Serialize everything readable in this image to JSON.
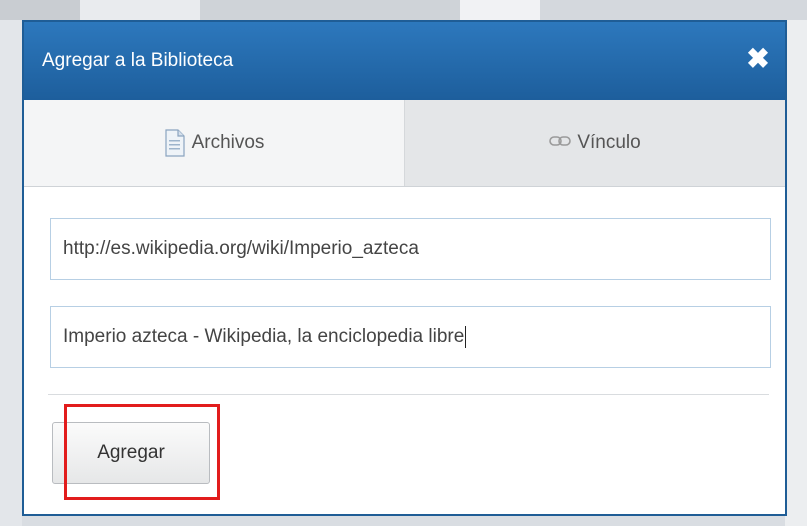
{
  "dialog": {
    "title": "Agregar a la Biblioteca",
    "close_icon": "close-icon"
  },
  "tabs": [
    {
      "label": "Archivos",
      "icon": "document-icon",
      "active": true
    },
    {
      "label": "Vínculo",
      "icon": "link-icon",
      "active": false
    }
  ],
  "form": {
    "url_value": "http://es.wikipedia.org/wiki/Imperio_azteca",
    "title_value": "Imperio azteca - Wikipedia, la enciclopedia libre"
  },
  "actions": {
    "add_label": "Agregar"
  },
  "colors": {
    "titlebar": "#1d5e9c",
    "highlight": "#e21c1c",
    "field_border": "#b7cfe4"
  }
}
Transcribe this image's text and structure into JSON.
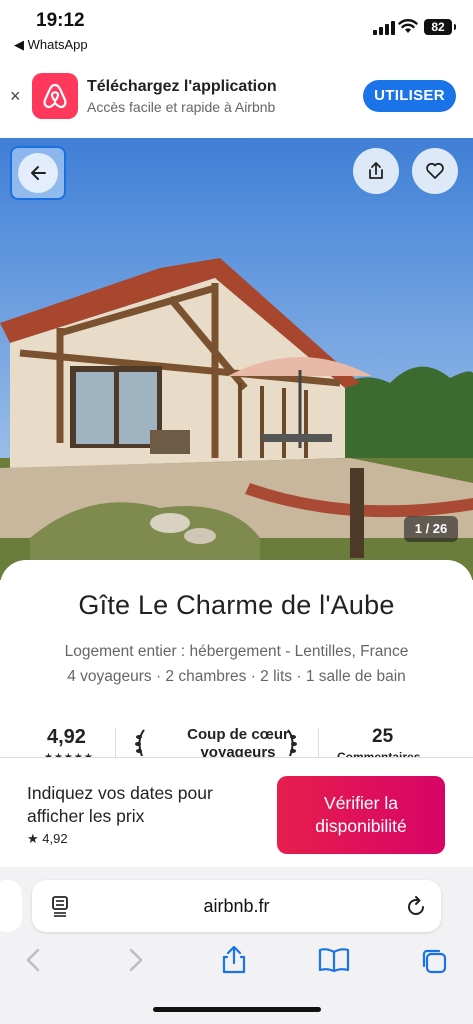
{
  "status_bar": {
    "time": "19:12",
    "back_app": "◀ WhatsApp",
    "battery": "82"
  },
  "app_banner": {
    "close_glyph": "×",
    "title": "Téléchargez l'application",
    "subtitle": "Accès facile et rapide à Airbnb",
    "button_label": "UTILISER",
    "brand_color": "#ff385c"
  },
  "hero": {
    "photo_counter": "1 / 26",
    "icons": [
      "back-arrow-icon",
      "share-icon",
      "heart-icon"
    ]
  },
  "listing": {
    "title": "Gîte Le Charme de l'Aube",
    "subtitle_line1": "Logement entier : hébergement - Lentilles, France",
    "subtitle_line2": "4 voyageurs · 2 chambres · 2 lits · 1 salle de bain",
    "rating": "4,92",
    "stars": "★★★★★",
    "badge_line1": "Coup de cœur",
    "badge_line2": "voyageurs",
    "reviews_count": "25",
    "reviews_label": "Commentaires"
  },
  "booking": {
    "prompt": "Indiquez vos dates pour afficher les prix",
    "rating": "4,92",
    "button_label": "Vérifier la disponibilité",
    "button_color": "#e61e4d"
  },
  "browser": {
    "url": "airbnb.fr",
    "accent": "#1a73e8"
  }
}
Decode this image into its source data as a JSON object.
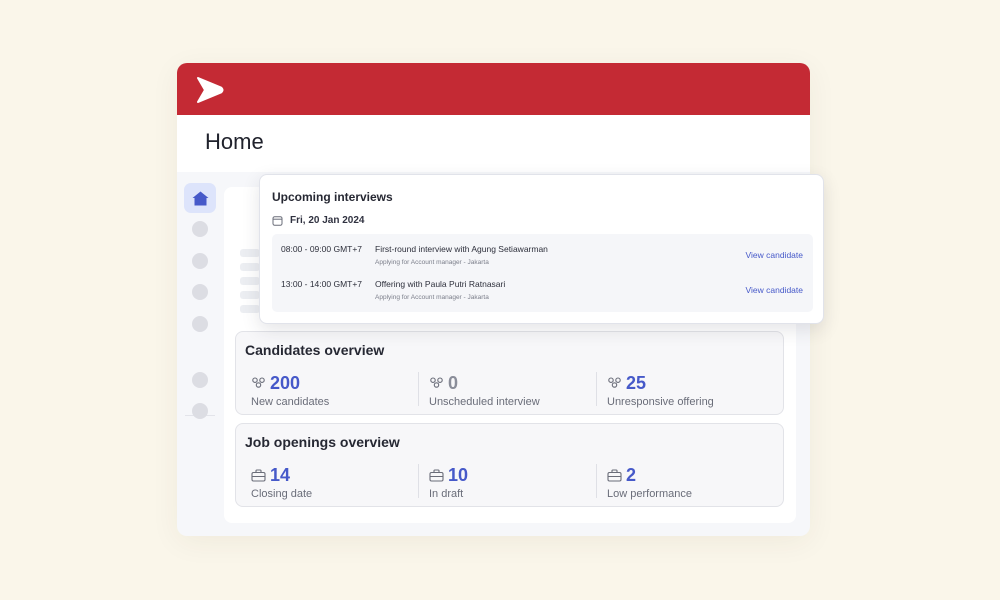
{
  "colors": {
    "brand": "#c42a34",
    "accent": "#4659c9",
    "background": "#faf6ea"
  },
  "header": {
    "title": "Home"
  },
  "sidebar": {
    "items": [
      {
        "icon": "home-icon",
        "active": true
      },
      {
        "icon": "nav-dot"
      },
      {
        "icon": "nav-dot"
      },
      {
        "icon": "nav-dot"
      },
      {
        "icon": "nav-dot"
      },
      {
        "icon": "nav-dot"
      },
      {
        "icon": "nav-dot"
      }
    ]
  },
  "upcoming": {
    "title": "Upcoming interviews",
    "date": "Fri, 20 Jan 2024",
    "interviews": [
      {
        "time": "08:00 - 09:00 GMT+7",
        "title": "First-round interview with Agung Setiawarman",
        "subtitle": "Applying for Account manager - Jakarta",
        "link": "View candidate"
      },
      {
        "time": "13:00 - 14:00 GMT+7",
        "title": "Offering with Paula Putri Ratnasari",
        "subtitle": "Applying for Account manager - Jakarta",
        "link": "View candidate"
      }
    ]
  },
  "candidates": {
    "title": "Candidates overview",
    "stats": [
      {
        "value": "200",
        "label": "New candidates",
        "icon": "people-icon"
      },
      {
        "value": "0",
        "label": "Unscheduled interview",
        "icon": "people-icon"
      },
      {
        "value": "25",
        "label": "Unresponsive offering",
        "icon": "people-icon"
      }
    ]
  },
  "jobs": {
    "title": "Job openings overview",
    "stats": [
      {
        "value": "14",
        "label": "Closing date",
        "icon": "briefcase-icon"
      },
      {
        "value": "10",
        "label": "In draft",
        "icon": "briefcase-icon"
      },
      {
        "value": "2",
        "label": "Low performance",
        "icon": "briefcase-icon"
      }
    ]
  }
}
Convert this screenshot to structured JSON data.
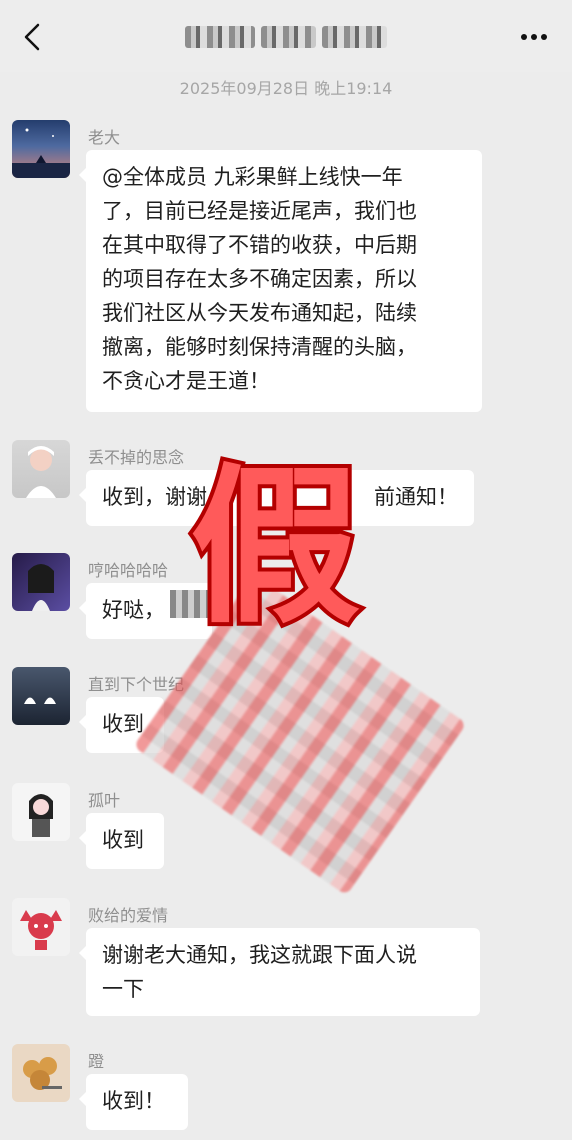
{
  "header": {
    "back_icon": "chevron-left-icon",
    "more_icon": "more-horizontal-icon"
  },
  "timestamp": "2025年09月28日 晚上19:14",
  "messages": [
    {
      "sender": "老大",
      "text": "@全体成员 九彩果鲜上线快一年了，目前已经是接近尾声，我们也在其中取得了不错的收获，中后期的项目存在太多不确定因素，所以我们社区从今天发布通知起，陆续撤离，能够时刻保持清醒的头脑，不贪心才是王道！",
      "text_lines": [
        "@全体成员 九彩果鲜上线快一年",
        "了，目前已经是接近尾声，我们也",
        "在其中取得了不错的收获，中后期",
        "的项目存在太多不确定因素，所以",
        "我们社区从今天发布通知起，陆续",
        "撤离，能够时刻保持清醒的头脑，",
        "不贪心才是王道！"
      ]
    },
    {
      "sender": "丢不掉的思念",
      "text": "收到，谢谢老大提前通知！",
      "visible_left": "收到，谢谢",
      "visible_right": "前通知！"
    },
    {
      "sender": "哼哈哈哈哈",
      "text": "好哒，"
    },
    {
      "sender": "直到下个世纪",
      "text": "收到"
    },
    {
      "sender": "孤叶",
      "text": "收到"
    },
    {
      "sender": "败给的爱情",
      "text": "谢谢老大通知，我这就跟下面人说一下",
      "text_lines": [
        "谢谢老大通知，我这就跟下面人说",
        "一下"
      ]
    },
    {
      "sender": "蹬",
      "text": "收到！"
    }
  ],
  "overlay": {
    "big_label": "假"
  },
  "colors": {
    "background": "#ececec",
    "bubble": "#ffffff",
    "watermark_red": "#ff5a5a"
  }
}
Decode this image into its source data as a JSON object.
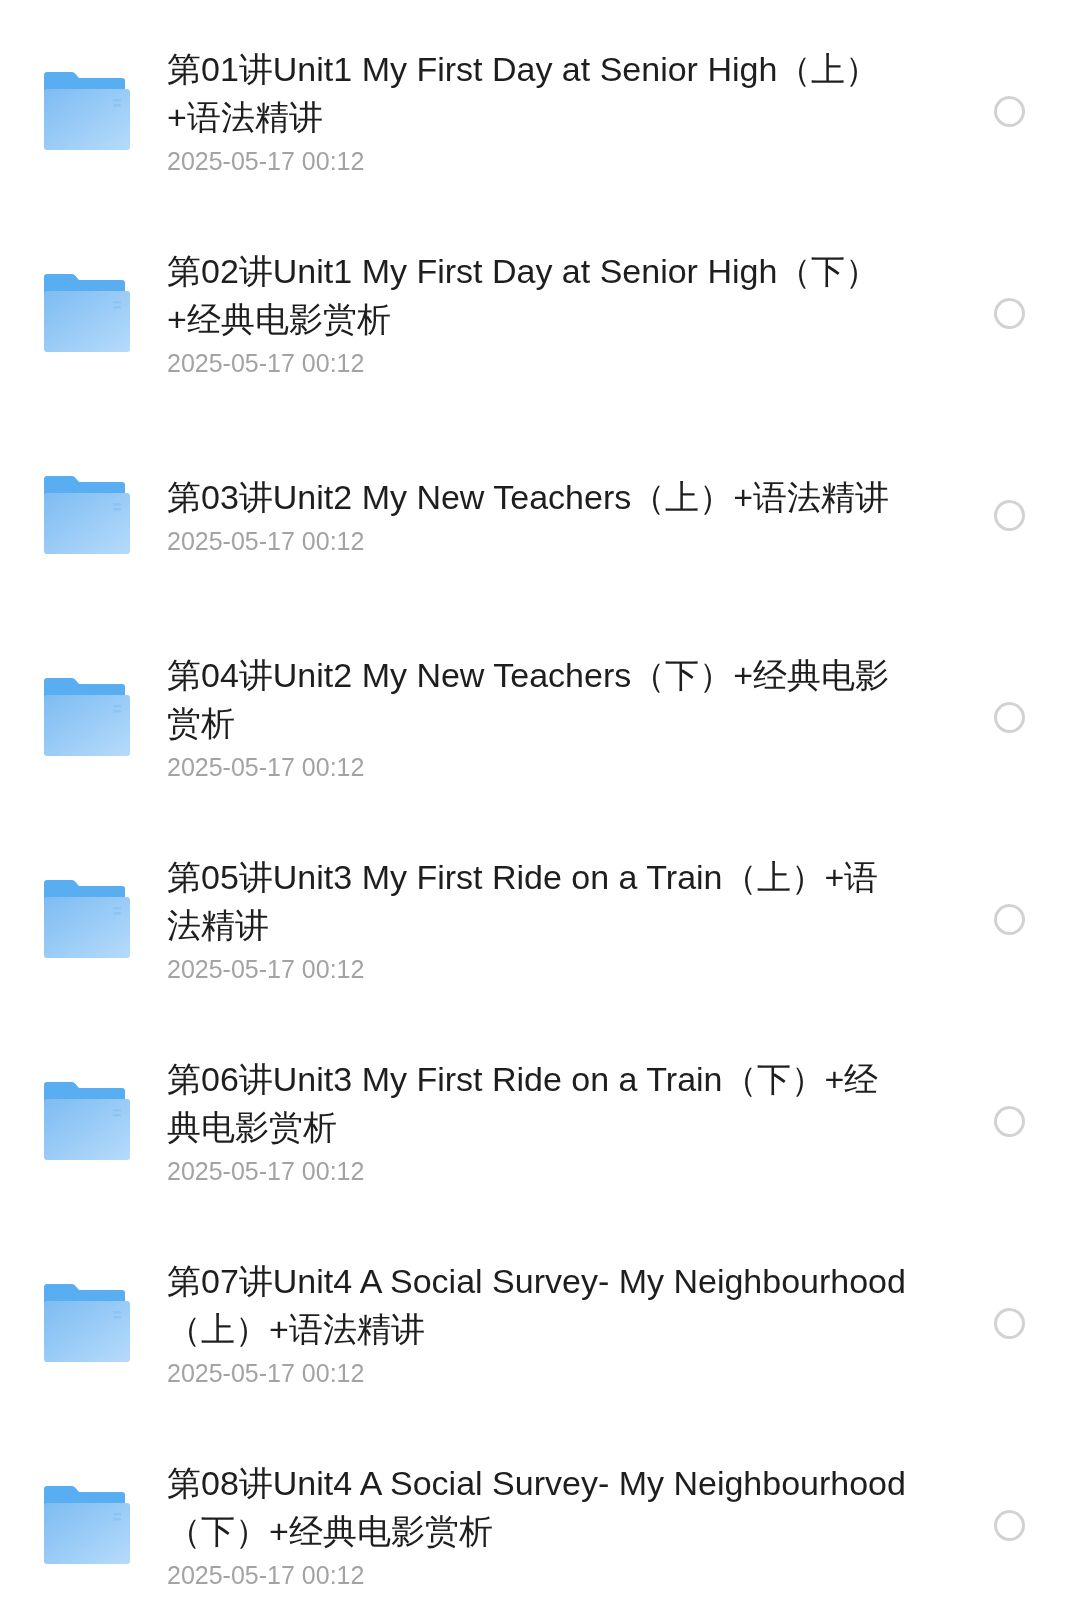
{
  "items": [
    {
      "title": "第01讲Unit1 My First Day at Senior High（上）+语法精讲",
      "date": "2025-05-17 00:12",
      "selected": false
    },
    {
      "title": "第02讲Unit1 My First Day at Senior High（下）+经典电影赏析",
      "date": "2025-05-17 00:12",
      "selected": false
    },
    {
      "title": "第03讲Unit2 My New Teachers（上）+语法精讲",
      "date": "2025-05-17 00:12",
      "selected": false
    },
    {
      "title": "第04讲Unit2 My New Teachers（下）+经典电影赏析",
      "date": "2025-05-17 00:12",
      "selected": false
    },
    {
      "title": "第05讲Unit3 My First Ride on a Train（上）+语法精讲",
      "date": "2025-05-17 00:12",
      "selected": false
    },
    {
      "title": "第06讲Unit3 My First Ride on a Train（下）+经典电影赏析",
      "date": "2025-05-17 00:12",
      "selected": false
    },
    {
      "title": "第07讲Unit4 A Social Survey- My Neighbourhood（上）+语法精讲",
      "date": "2025-05-17 00:12",
      "selected": false
    },
    {
      "title": "第08讲Unit4 A Social Survey- My Neighbourhood（下）+经典电影赏析",
      "date": "2025-05-17 00:12",
      "selected": false
    }
  ]
}
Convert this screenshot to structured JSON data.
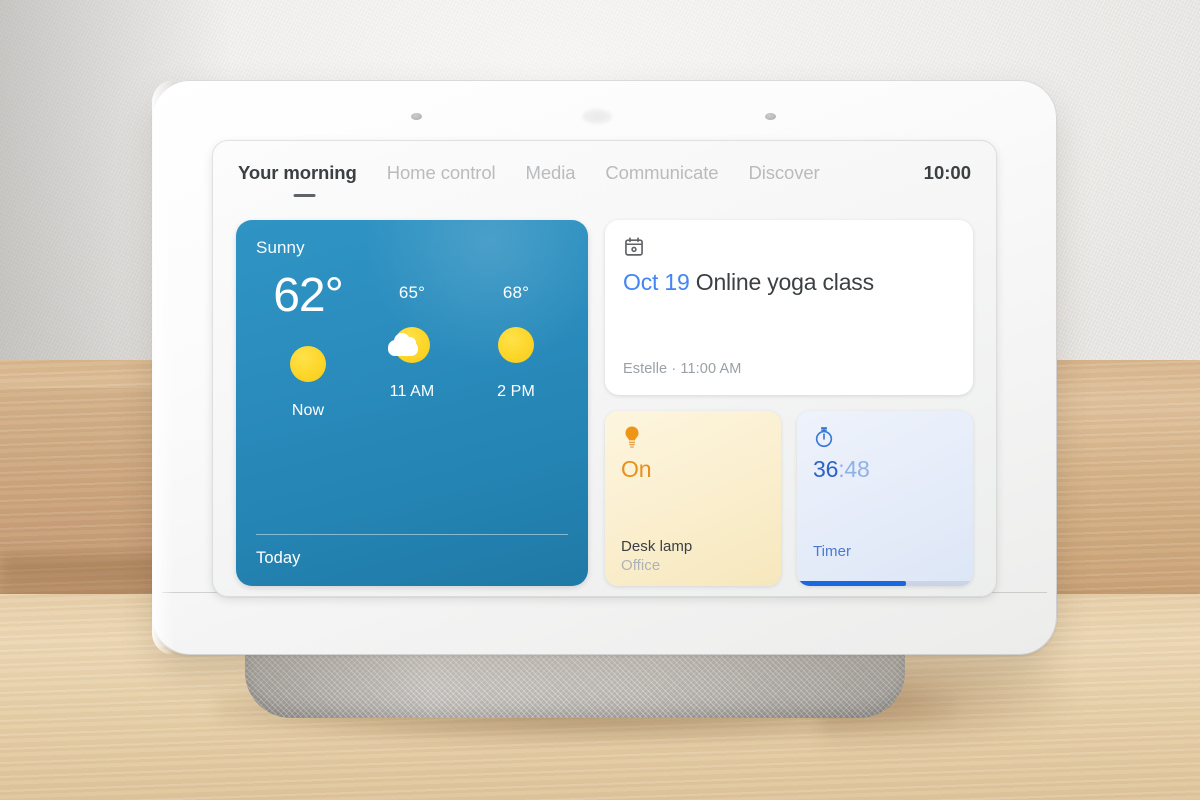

■ **EXERCISE DESCRIPTION**
The pictures should not appear in the copy; every other part of the records above must be returned exactly.

■ **COMPLETED TASK**
Serialize everything readable in this image to JSON.
{
  "dialog": {
    "title": "Agregar a la Biblioteca",
    "close_icon": "close-icon"
  },
  "tabs": [
    {
      "label": "Archivos",
      "icon": "document-icon",
      "active": true
    },
    {
      "label": "Vínculo",
      "icon": "link-icon",
      "active": false
    }
  ],
  "form": {
    "url_value": "http://es.wikipedia.org/wiki/Imperio_azteca",
    "title_value": "Imperio azteca - Wikipedia, la enciclopedia libre"
  },
  "actions": {
    "add_label": "Agregar"
  },
  "colors": {
    "titlebar": "#1d5e9c",
    "highlight": "#e21c1c",
    "field_border": "#b7cfe4"
  }
}
Transcribe this image's text and structure into JSON.
{
  "status_bar": {
    "time": "19:12",
    "back_app": "◀ WhatsApp",
    "battery": "82"
  },
  "app_banner": {
    "close_glyph": "×",
    "title": "Téléchargez l'application",
    "subtitle": "Accès facile et rapide à Airbnb",
    "button_label": "UTILISER",
    "brand_color": "#ff385c"
  },
  "hero": {
    "photo_counter": "1 / 26",
    "icons": [
      "back-arrow-icon",
      "share-icon",
      "heart-icon"
    ]
  },
  "listing": {
    "title": "Gîte Le Charme de l'Aube",
    "subtitle_line1": "Logement entier : hébergement - Lentilles, France",
    "subtitle_line2": "4 voyageurs · 2 chambres · 2 lits · 1 salle de bain",
    "rating": "4,92",
    "stars": "★★★★★",
    "badge_line1": "Coup de cœur",
    "badge_line2": "voyageurs",
    "reviews_count": "25",
    "reviews_label": "Commentaires"
  },
  "booking": {
    "prompt": "Indiquez vos dates pour afficher les prix",
    "rating": "4,92",
    "button_label": "Vérifier la disponibilité",
    "button_color": "#e61e4d"
  },
  "browser": {
    "url": "airbnb.fr",
    "accent": "#1a73e8"
  }
}
Decode this image into its source data as a JSON object.
{
  "colors": {
    "brand": "#c42a34",
    "accent": "#4659c9",
    "background": "#faf6ea"
  },
  "header": {
    "title": "Home"
  },
  "sidebar": {
    "items": [
      {
        "icon": "home-icon",
        "active": true
      },
      {
        "icon": "nav-dot"
      },
      {
        "icon": "nav-dot"
      },
      {
        "icon": "nav-dot"
      },
      {
        "icon": "nav-dot"
      },
      {
        "icon": "nav-dot"
      },
      {
        "icon": "nav-dot"
      }
    ]
  },
  "upcoming": {
    "title": "Upcoming interviews",
    "date": "Fri, 20 Jan 2024",
    "interviews": [
      {
        "time": "08:00 - 09:00 GMT+7",
        "title": "First-round interview with Agung Setiawarman",
        "subtitle": "Applying for Account manager - Jakarta",
        "link": "View candidate"
      },
      {
        "time": "13:00 - 14:00 GMT+7",
        "title": "Offering with Paula Putri Ratnasari",
        "subtitle": "Applying for Account manager - Jakarta",
        "link": "View candidate"
      }
    ]
  },
  "candidates": {
    "title": "Candidates overview",
    "stats": [
      {
        "value": "200",
        "label": "New candidates",
        "icon": "people-icon"
      },
      {
        "value": "0",
        "label": "Unscheduled interview",
        "icon": "people-icon"
      },
      {
        "value": "25",
        "label": "Unresponsive offering",
        "icon": "people-icon"
      }
    ]
  },
  "jobs": {
    "title": "Job openings overview",
    "stats": [
      {
        "value": "14",
        "label": "Closing date",
        "icon": "briefcase-icon"
      },
      {
        "value": "10",
        "label": "In draft",
        "icon": "briefcase-icon"
      },
      {
        "value": "2",
        "label": "Low performance",
        "icon": "briefcase-icon"
      }
    ]
  }
}
Convert this screenshot to structured JSON data.
{
  "header": {
    "back_icon": "chevron-left-icon",
    "more_icon": "more-horizontal-icon"
  },
  "timestamp": "2025年09月28日 晚上19:14",
  "messages": [
    {
      "sender": "老大",
      "text": "@全体成员 九彩果鲜上线快一年了，目前已经是接近尾声，我们也在其中取得了不错的收获，中后期的项目存在太多不确定因素，所以我们社区从今天发布通知起，陆续撤离，能够时刻保持清醒的头脑，不贪心才是王道！",
      "text_lines": [
        "@全体成员 九彩果鲜上线快一年",
        "了，目前已经是接近尾声，我们也",
        "在其中取得了不错的收获，中后期",
        "的项目存在太多不确定因素，所以",
        "我们社区从今天发布通知起，陆续",
        "撤离，能够时刻保持清醒的头脑，",
        "不贪心才是王道！"
      ]
    },
    {
      "sender": "丢不掉的思念",
      "text": "收到，谢谢老大提前通知！",
      "visible_left": "收到，谢谢",
      "visible_right": "前通知！"
    },
    {
      "sender": "哼哈哈哈哈",
      "text": "好哒，"
    },
    {
      "sender": "直到下个世纪",
      "text": "收到"
    },
    {
      "sender": "孤叶",
      "text": "收到"
    },
    {
      "sender": "败给的爱情",
      "text": "谢谢老大通知，我这就跟下面人说一下",
      "text_lines": [
        "谢谢老大通知，我这就跟下面人说",
        "一下"
      ]
    },
    {
      "sender": "蹬",
      "text": "收到！"
    }
  ],
  "overlay": {
    "big_label": "假"
  },
  "colors": {
    "background": "#ececec",
    "bubble": "#ffffff",
    "watermark_red": "#ff5a5a"
  }
}
Decode this image into its source data as a JSON object.
{
  "items": [
    {
      "title": "第01讲Unit1 My First Day at Senior High（上）+语法精讲",
      "date": "2025-05-17 00:12",
      "selected": false
    },
    {
      "title": "第02讲Unit1 My First Day at Senior High（下）+经典电影赏析",
      "date": "2025-05-17 00:12",
      "selected": false
    },
    {
      "title": "第03讲Unit2 My New Teachers（上）+语法精讲",
      "date": "2025-05-17 00:12",
      "selected": false
    },
    {
      "title": "第04讲Unit2 My New Teachers（下）+经典电影赏析",
      "date": "2025-05-17 00:12",
      "selected": false
    },
    {
      "title": "第05讲Unit3 My First Ride on a Train（上）+语法精讲",
      "date": "2025-05-17 00:12",
      "selected": false
    },
    {
      "title": "第06讲Unit3 My First Ride on a Train（下）+经典电影赏析",
      "date": "2025-05-17 00:12",
      "selected": false
    },
    {
      "title": "第07讲Unit4 A Social Survey- My Neighbourhood（上）+语法精讲",
      "date": "2025-05-17 00:12",
      "selected": false
    },
    {
      "title": "第08讲Unit4 A Social Survey- My Neighbourhood（下）+经典电影赏析",
      "date": "2025-05-17 00:12",
      "selected": false
    }
  ]
}
Convert this screenshot to structured JSON data.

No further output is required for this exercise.